**What to work on:** Identify the lines that contain the string "लखनऊ" and copy all of them.

**Input:**

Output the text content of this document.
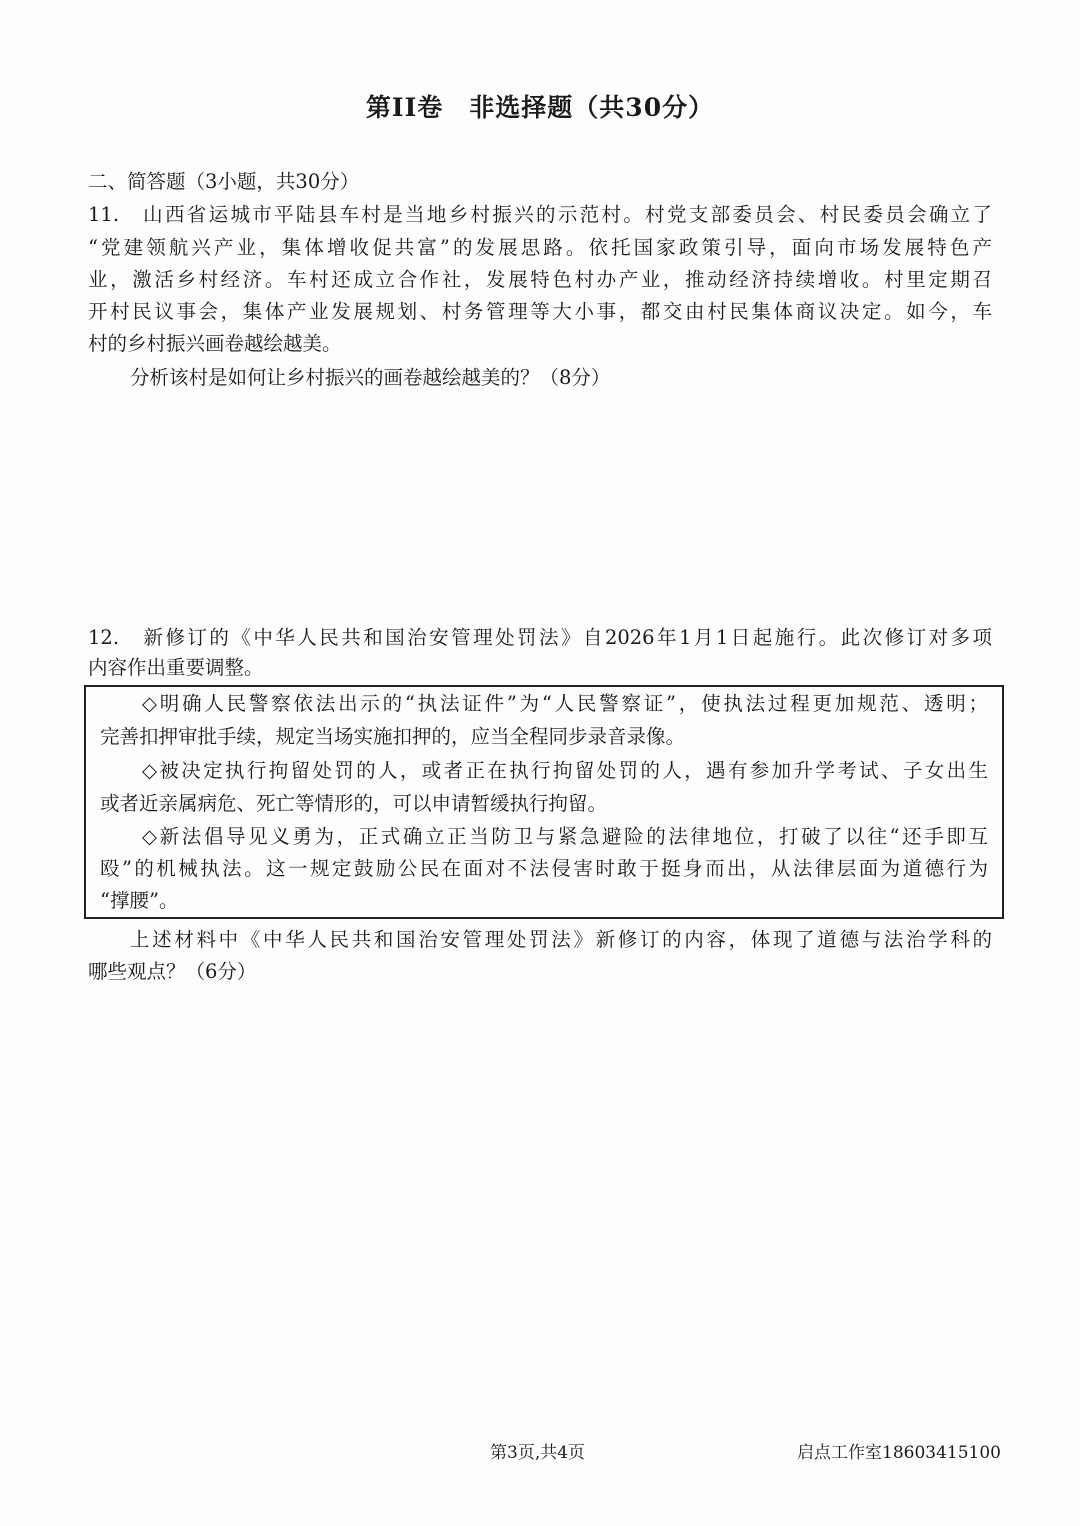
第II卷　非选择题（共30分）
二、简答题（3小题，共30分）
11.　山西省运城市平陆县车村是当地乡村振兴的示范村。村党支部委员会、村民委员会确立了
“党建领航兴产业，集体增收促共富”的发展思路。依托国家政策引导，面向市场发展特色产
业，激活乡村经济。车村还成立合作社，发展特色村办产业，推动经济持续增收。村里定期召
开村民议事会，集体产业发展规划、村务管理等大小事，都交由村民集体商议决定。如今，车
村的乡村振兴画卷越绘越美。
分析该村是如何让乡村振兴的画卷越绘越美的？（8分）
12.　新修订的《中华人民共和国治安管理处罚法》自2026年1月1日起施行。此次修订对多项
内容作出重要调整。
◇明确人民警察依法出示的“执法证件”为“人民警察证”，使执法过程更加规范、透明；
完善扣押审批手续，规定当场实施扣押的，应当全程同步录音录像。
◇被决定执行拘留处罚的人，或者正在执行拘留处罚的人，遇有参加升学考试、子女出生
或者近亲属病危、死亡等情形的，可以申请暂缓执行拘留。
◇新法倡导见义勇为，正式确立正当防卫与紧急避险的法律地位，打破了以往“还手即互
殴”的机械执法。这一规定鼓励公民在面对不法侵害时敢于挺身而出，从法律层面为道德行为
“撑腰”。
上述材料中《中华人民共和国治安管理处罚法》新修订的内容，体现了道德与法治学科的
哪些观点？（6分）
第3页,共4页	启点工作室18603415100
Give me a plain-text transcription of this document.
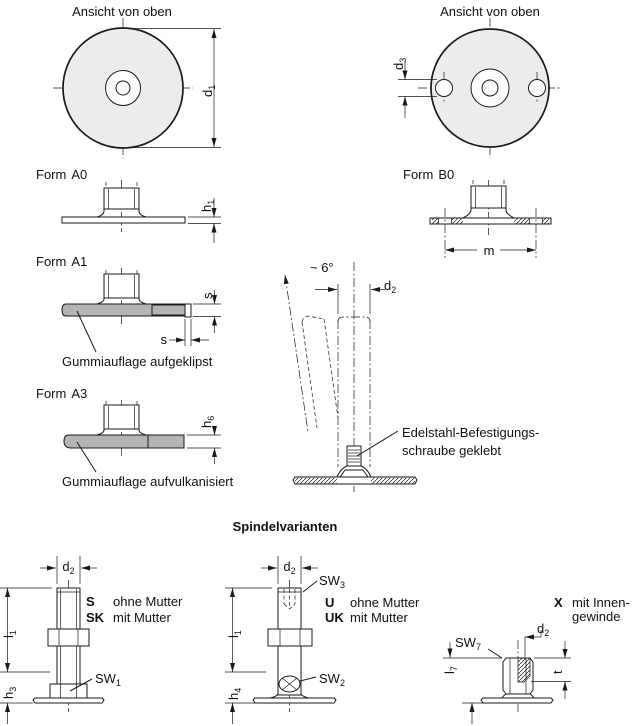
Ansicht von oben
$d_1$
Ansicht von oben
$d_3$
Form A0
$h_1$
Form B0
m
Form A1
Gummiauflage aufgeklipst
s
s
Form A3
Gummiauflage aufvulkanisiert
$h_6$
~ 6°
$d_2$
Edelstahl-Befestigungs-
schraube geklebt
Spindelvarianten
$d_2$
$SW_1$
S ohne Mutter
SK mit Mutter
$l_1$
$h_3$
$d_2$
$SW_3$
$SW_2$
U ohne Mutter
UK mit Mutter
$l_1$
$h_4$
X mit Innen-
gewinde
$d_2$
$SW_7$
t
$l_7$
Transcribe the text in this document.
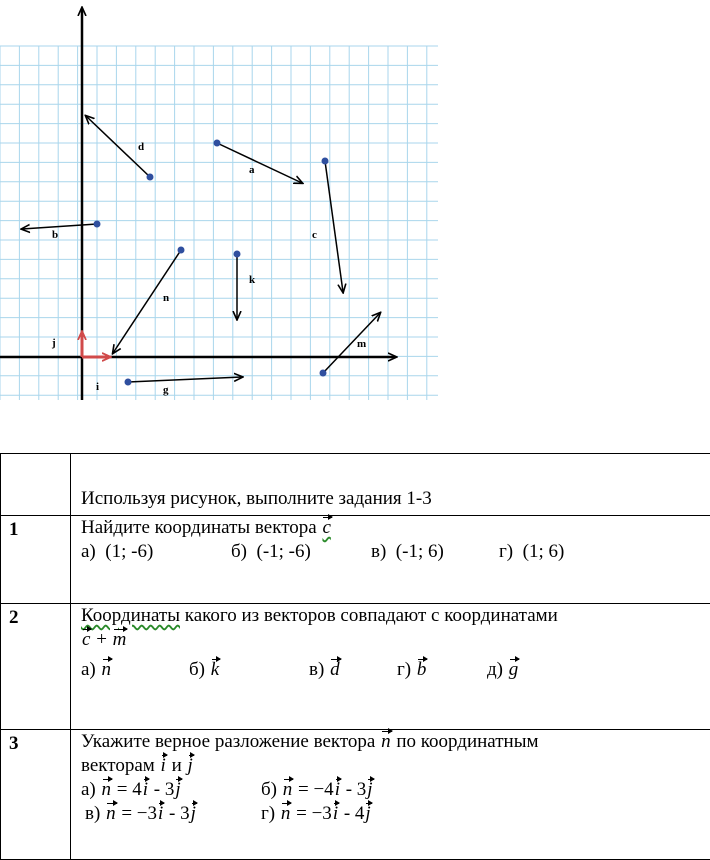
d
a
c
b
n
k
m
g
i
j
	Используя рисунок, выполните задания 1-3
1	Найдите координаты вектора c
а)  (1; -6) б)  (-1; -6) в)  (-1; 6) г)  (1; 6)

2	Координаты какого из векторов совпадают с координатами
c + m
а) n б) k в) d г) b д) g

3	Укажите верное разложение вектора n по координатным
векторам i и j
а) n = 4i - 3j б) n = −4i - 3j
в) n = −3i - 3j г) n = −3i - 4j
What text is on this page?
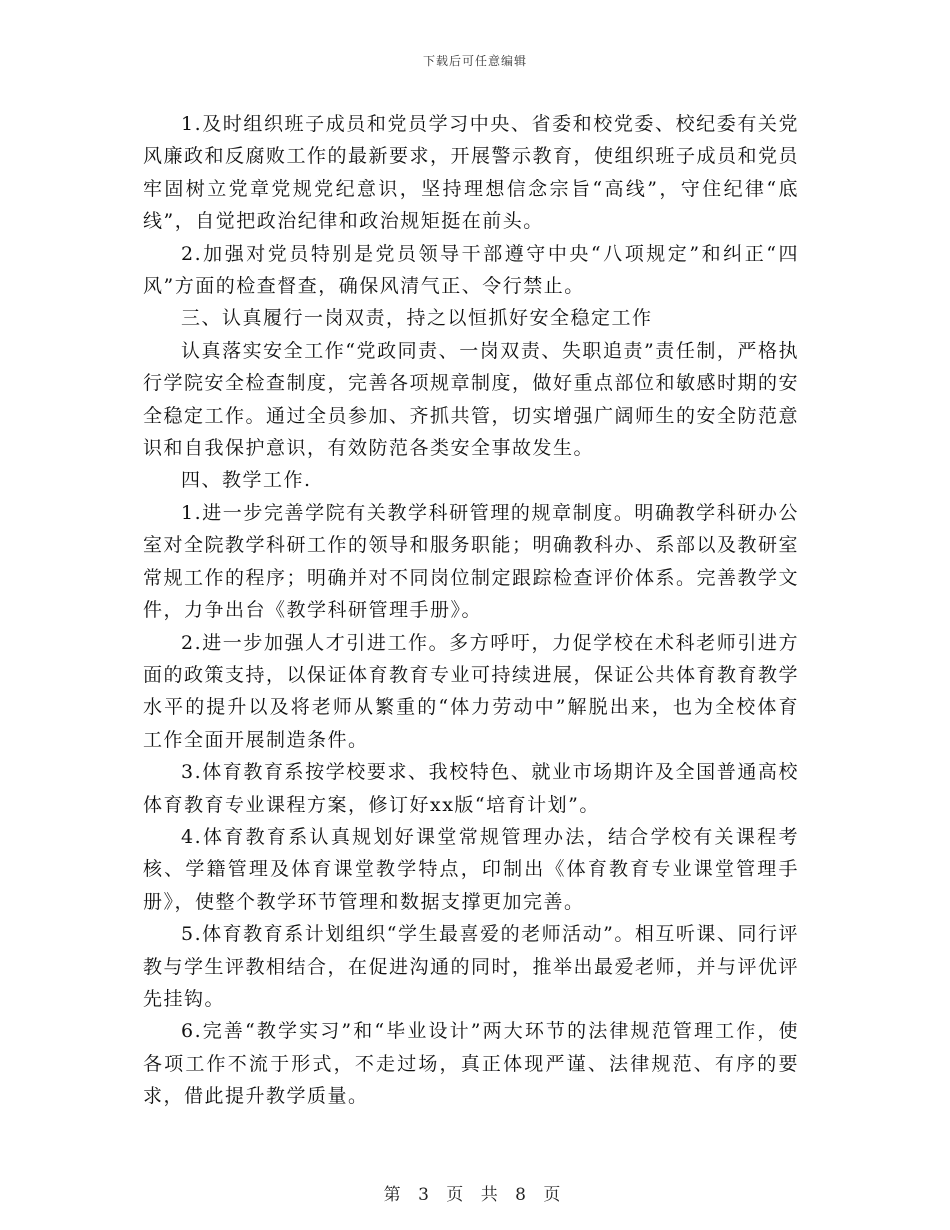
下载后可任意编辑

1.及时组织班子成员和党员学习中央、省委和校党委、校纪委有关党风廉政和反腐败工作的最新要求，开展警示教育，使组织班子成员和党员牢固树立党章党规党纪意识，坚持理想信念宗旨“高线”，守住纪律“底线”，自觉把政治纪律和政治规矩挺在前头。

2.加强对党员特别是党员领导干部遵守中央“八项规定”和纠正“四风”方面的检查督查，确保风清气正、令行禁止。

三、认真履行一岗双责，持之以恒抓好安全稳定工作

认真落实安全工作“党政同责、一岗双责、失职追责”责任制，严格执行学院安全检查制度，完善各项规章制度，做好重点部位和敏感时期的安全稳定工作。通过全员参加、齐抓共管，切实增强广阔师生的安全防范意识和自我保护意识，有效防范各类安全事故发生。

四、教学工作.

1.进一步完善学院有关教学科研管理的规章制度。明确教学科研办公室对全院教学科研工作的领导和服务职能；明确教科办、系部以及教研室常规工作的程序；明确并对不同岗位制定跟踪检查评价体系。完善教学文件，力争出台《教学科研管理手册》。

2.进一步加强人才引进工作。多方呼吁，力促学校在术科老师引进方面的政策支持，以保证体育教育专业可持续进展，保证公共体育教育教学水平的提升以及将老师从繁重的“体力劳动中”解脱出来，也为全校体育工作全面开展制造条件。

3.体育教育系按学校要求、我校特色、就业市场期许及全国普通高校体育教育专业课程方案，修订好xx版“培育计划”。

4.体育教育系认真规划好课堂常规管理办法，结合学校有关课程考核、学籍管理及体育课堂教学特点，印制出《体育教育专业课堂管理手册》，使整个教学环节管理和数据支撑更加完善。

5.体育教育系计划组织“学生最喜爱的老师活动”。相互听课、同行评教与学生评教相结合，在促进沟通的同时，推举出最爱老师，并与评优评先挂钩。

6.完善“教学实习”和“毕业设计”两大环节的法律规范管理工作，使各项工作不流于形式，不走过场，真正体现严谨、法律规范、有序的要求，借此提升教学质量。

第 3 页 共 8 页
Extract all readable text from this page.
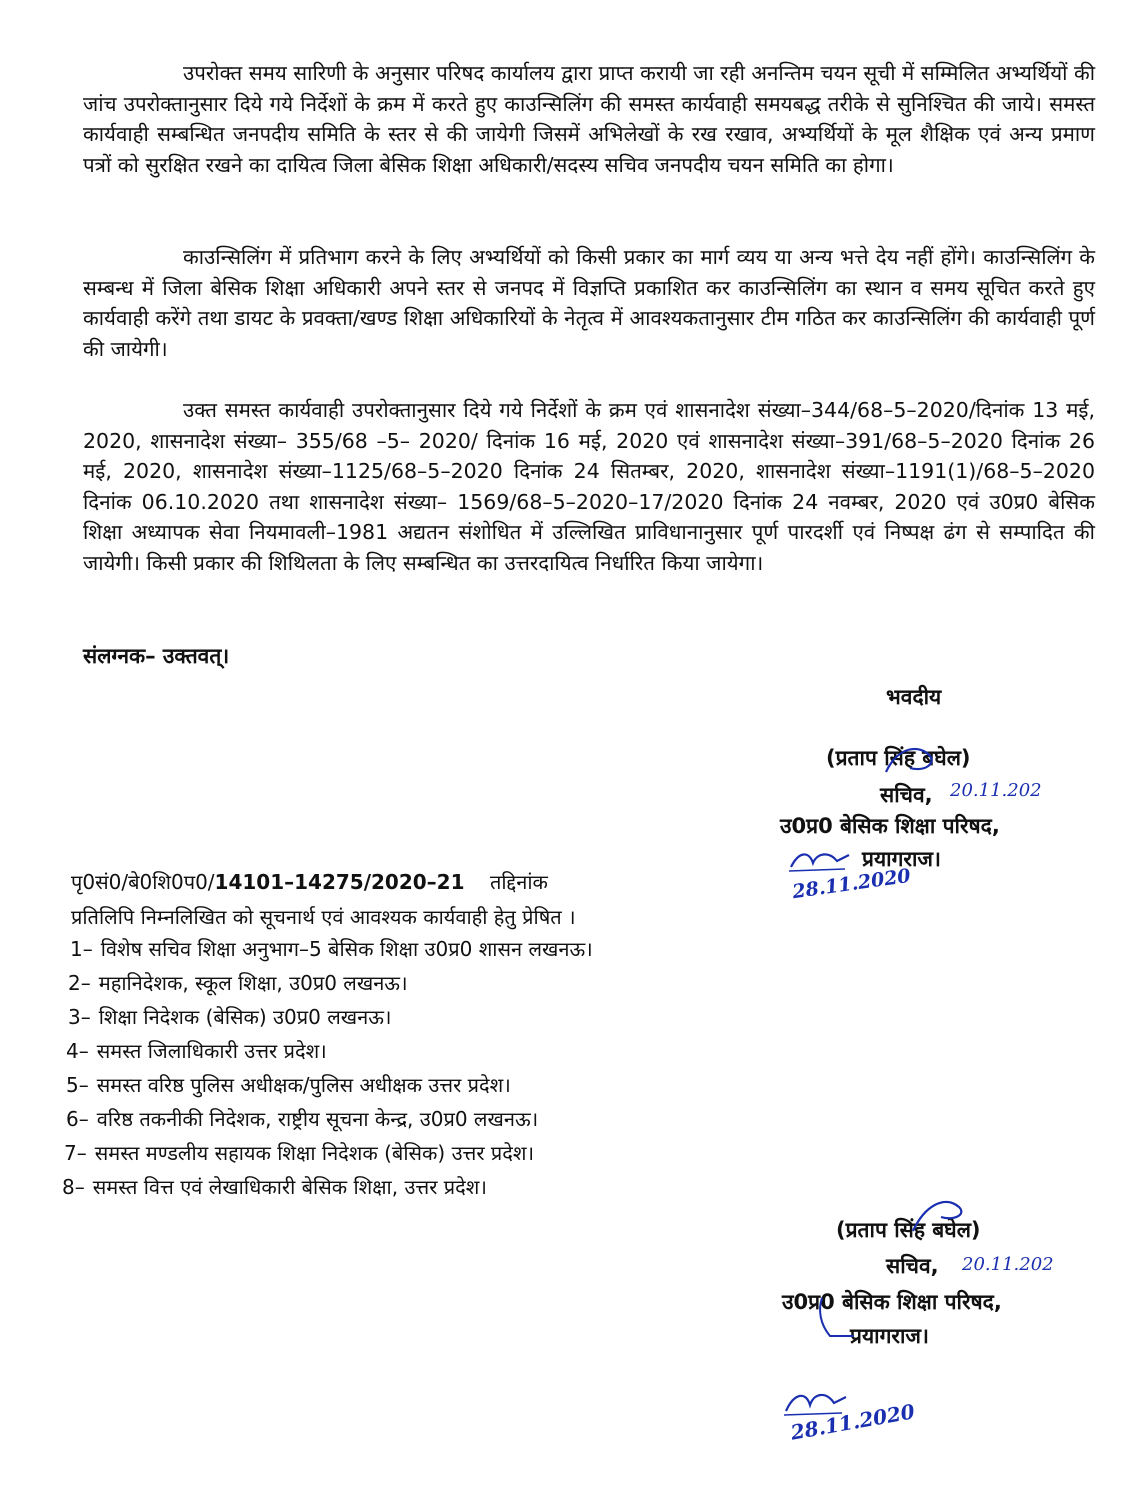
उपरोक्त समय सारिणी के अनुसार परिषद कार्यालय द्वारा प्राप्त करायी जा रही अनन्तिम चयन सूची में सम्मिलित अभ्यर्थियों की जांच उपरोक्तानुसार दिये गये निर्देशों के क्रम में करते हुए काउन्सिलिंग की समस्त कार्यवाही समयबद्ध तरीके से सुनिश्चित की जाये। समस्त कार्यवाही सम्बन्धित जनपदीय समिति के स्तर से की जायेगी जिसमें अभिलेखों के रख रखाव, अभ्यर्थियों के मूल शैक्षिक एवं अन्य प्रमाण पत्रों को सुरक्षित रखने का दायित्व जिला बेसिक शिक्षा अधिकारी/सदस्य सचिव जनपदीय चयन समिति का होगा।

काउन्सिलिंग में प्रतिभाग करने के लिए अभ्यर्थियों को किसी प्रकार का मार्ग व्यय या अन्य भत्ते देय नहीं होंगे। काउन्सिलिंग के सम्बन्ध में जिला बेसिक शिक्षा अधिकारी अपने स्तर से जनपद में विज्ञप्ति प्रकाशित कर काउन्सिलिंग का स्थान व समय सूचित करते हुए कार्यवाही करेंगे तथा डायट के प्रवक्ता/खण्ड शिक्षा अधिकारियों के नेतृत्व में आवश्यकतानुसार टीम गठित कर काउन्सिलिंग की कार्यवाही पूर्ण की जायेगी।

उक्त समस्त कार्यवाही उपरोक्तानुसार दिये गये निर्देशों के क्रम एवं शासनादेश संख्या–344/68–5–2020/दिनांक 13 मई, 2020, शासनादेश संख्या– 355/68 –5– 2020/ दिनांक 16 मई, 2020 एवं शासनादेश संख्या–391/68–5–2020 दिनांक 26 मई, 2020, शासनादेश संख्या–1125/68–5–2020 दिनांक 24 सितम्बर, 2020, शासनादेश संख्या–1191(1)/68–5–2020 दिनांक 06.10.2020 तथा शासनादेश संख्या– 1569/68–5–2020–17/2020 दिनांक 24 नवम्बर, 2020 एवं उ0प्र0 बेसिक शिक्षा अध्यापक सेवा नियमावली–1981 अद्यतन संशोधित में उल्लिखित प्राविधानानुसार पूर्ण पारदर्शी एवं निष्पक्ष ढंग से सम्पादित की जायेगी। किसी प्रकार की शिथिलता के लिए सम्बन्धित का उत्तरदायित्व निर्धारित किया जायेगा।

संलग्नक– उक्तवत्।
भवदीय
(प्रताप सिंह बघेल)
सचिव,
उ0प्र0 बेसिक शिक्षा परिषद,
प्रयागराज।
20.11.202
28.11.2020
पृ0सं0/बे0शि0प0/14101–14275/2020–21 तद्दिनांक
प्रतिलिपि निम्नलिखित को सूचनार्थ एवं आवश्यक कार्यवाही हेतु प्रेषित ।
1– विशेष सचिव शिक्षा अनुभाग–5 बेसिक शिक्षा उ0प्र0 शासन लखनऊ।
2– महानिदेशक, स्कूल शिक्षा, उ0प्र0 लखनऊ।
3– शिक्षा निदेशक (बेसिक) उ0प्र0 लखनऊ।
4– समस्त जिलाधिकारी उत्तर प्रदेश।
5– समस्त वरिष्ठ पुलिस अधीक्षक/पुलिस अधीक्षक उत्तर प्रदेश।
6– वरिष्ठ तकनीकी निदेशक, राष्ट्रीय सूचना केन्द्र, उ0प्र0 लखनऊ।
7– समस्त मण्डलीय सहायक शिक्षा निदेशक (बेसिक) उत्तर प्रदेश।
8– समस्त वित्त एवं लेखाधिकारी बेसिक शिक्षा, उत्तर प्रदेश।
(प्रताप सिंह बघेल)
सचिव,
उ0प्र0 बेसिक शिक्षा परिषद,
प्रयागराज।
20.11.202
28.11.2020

**Task result:**
1– विशेष सचिव शिक्षा अनुभाग–5 बेसिक शिक्षा उ0प्र0 शासन लखनऊ।
2– महानिदेशक, स्कूल शिक्षा, उ0प्र0 लखनऊ।
3– शिक्षा निदेशक (बेसिक) उ0प्र0 लखनऊ।
6– वरिष्ठ तकनीकी निदेशक, राष्ट्रीय सूचना केन्द्र, उ0प्र0 लखनऊ।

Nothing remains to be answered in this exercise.